━━━━━ Input data ━━━━━

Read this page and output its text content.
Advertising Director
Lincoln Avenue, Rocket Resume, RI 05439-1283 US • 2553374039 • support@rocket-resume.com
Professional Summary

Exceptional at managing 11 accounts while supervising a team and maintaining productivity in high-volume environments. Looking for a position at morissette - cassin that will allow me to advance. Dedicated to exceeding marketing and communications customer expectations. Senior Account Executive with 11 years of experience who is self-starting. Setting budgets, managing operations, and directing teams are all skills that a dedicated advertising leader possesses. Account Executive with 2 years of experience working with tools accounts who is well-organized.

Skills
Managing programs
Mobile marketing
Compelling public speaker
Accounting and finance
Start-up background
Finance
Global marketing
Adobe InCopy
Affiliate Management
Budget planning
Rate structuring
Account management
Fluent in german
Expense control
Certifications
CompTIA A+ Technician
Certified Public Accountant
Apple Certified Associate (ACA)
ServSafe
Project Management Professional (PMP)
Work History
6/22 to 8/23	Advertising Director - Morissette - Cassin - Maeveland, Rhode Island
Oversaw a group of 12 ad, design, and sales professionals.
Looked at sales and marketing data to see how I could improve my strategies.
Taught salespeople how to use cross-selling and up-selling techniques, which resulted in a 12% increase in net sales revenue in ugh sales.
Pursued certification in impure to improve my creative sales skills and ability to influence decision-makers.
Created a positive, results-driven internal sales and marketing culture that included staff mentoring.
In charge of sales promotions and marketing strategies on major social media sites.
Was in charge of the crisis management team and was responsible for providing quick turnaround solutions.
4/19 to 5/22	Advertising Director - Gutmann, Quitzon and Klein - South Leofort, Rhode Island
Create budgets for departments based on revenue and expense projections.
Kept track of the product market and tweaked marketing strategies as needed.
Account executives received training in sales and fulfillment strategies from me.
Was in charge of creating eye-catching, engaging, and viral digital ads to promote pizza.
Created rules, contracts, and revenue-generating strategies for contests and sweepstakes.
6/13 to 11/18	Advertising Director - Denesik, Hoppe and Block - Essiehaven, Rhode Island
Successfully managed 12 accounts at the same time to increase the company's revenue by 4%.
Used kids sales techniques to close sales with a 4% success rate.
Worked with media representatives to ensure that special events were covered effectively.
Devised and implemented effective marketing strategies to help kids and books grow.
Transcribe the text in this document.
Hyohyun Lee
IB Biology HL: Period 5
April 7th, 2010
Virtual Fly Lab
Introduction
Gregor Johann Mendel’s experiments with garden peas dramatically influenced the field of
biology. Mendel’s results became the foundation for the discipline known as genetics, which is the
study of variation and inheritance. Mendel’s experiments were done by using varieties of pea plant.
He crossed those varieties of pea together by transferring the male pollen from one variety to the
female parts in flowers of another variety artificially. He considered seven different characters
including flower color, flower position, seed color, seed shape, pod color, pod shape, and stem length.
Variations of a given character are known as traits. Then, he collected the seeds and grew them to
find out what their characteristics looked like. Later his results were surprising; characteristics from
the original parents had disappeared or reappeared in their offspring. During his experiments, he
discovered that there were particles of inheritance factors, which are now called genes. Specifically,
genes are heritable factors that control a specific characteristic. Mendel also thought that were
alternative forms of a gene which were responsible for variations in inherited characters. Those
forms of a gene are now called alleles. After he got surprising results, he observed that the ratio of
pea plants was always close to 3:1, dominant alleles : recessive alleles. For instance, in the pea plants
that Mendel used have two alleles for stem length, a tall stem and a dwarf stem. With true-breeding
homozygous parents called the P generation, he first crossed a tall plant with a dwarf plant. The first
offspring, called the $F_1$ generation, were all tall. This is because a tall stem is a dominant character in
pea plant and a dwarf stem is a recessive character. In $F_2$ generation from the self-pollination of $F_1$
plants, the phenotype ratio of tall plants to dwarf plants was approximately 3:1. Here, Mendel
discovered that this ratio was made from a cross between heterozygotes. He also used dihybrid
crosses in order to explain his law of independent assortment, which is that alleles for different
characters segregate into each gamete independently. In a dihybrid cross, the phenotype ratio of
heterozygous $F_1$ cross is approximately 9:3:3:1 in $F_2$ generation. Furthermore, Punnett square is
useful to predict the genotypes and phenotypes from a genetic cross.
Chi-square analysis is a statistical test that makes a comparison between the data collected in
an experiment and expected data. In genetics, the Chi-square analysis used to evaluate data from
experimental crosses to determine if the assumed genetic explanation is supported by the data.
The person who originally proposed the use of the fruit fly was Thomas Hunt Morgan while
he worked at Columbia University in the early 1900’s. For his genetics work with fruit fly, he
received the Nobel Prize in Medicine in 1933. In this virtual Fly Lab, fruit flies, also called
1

━━━━━

- Exercise prompt
Pull every line with the string "factors" from the data above.

- Result of the exercise
discovered that there were particles of inheritance factors, which are now called genes. Specifically,
genes are heritable factors that control a specific characteristic. Mendel also thought that were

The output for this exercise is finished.